Goal:
Pull each line holding "defumação" out of the entries below.

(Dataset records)
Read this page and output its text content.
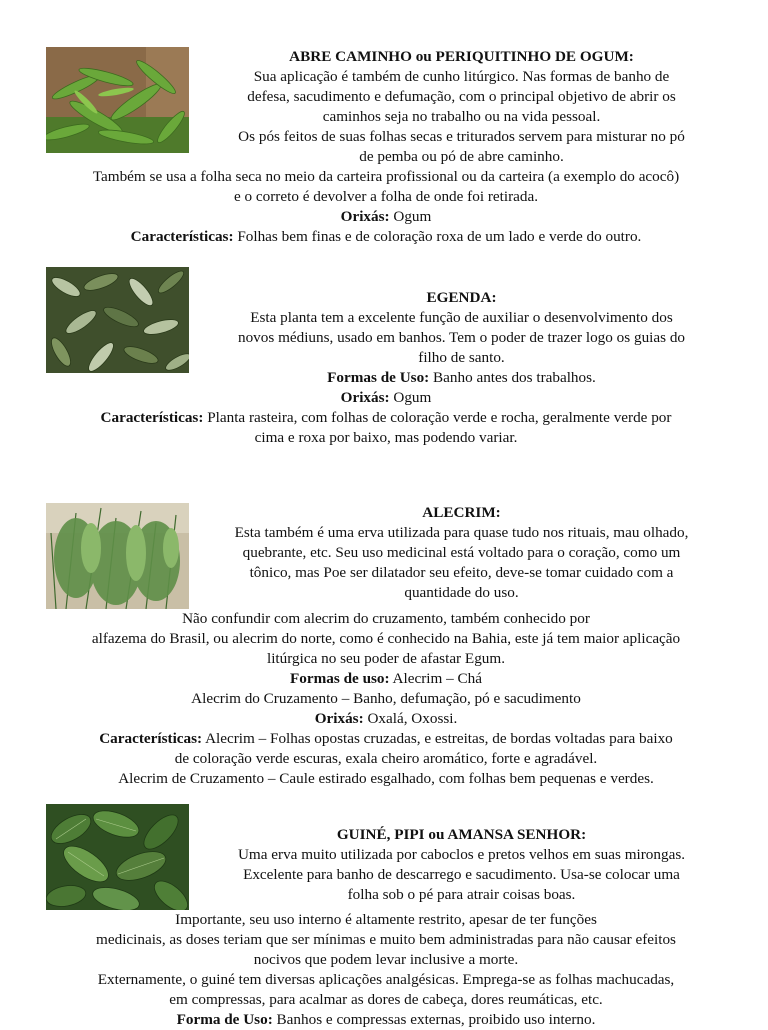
ABRE CAMINHO ou PERIQUITINHO DE OGUM:

Sua aplicação é também de cunho litúrgico. Nas formas de banho de

defesa, sacudimento e defumação, com o principal objetivo de abrir os

caminhos seja no trabalho ou na vida pessoal.

Os pós feitos de suas folhas secas e triturados servem para misturar no pó

de pemba ou pó de abre caminho.

Também se usa a folha seca no meio da carteira profissional ou da carteira (a exemplo do acocô)

e o correto é devolver a folha de onde foi retirada.

Orixás: Ogum

Características: Folhas bem finas e de coloração roxa de um lado e verde do outro.

EGENDA:

Esta planta tem a excelente função de auxiliar o desenvolvimento dos

novos médiuns, usado em banhos. Tem o poder de trazer logo os guias do

filho de santo.

Formas de Uso: Banho antes dos trabalhos.

Orixás: Ogum

Características: Planta rasteira, com folhas de coloração verde e rocha, geralmente verde por

cima e roxa por baixo, mas podendo variar.

ALECRIM:

Esta também é uma erva utilizada para quase tudo nos rituais, mau olhado,

quebrante, etc. Seu uso medicinal está voltado para o coração, como um

tônico, mas Poe ser dilatador seu efeito, deve-se tomar cuidado com a

quantidade do uso.

Não confundir com alecrim do cruzamento, também conhecido por

alfazema do Brasil, ou alecrim do norte, como é conhecido na Bahia, este já tem maior aplicação

litúrgica no seu poder de afastar Egum.

Formas de uso: Alecrim – Chá

Alecrim do Cruzamento – Banho, defumação, pó e sacudimento

Orixás: Oxalá, Oxossi.

Características: Alecrim – Folhas opostas cruzadas, e estreitas, de bordas voltadas para baixo

de coloração verde escuras, exala cheiro aromático, forte e agradável.

Alecrim de Cruzamento – Caule estirado esgalhado, com folhas bem pequenas e verdes.

GUINÉ, PIPI ou AMANSA SENHOR:

Uma erva muito utilizada por caboclos e pretos velhos em suas mirongas.

Excelente para banho de descarrego e sacudimento. Usa-se colocar uma

folha sob o pé para atrair coisas boas.

Importante, seu uso interno é altamente restrito, apesar de ter funções

medicinais, as doses teriam que ser mínimas e muito bem administradas para não causar efeitos

nocivos que podem levar inclusive a morte.

Externamente, o guiné tem diversas aplicações analgésicas. Emprega-se as folhas machucadas,

em compressas, para acalmar as dores de cabeça, dores reumáticas, etc.

Forma de Uso: Banhos e compressas externas, proibido uso interno.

Reply:
defesa, sacudimento e defumação, com o principal objetivo de abrir os
Alecrim do Cruzamento – Banho, defumação, pó e sacudimento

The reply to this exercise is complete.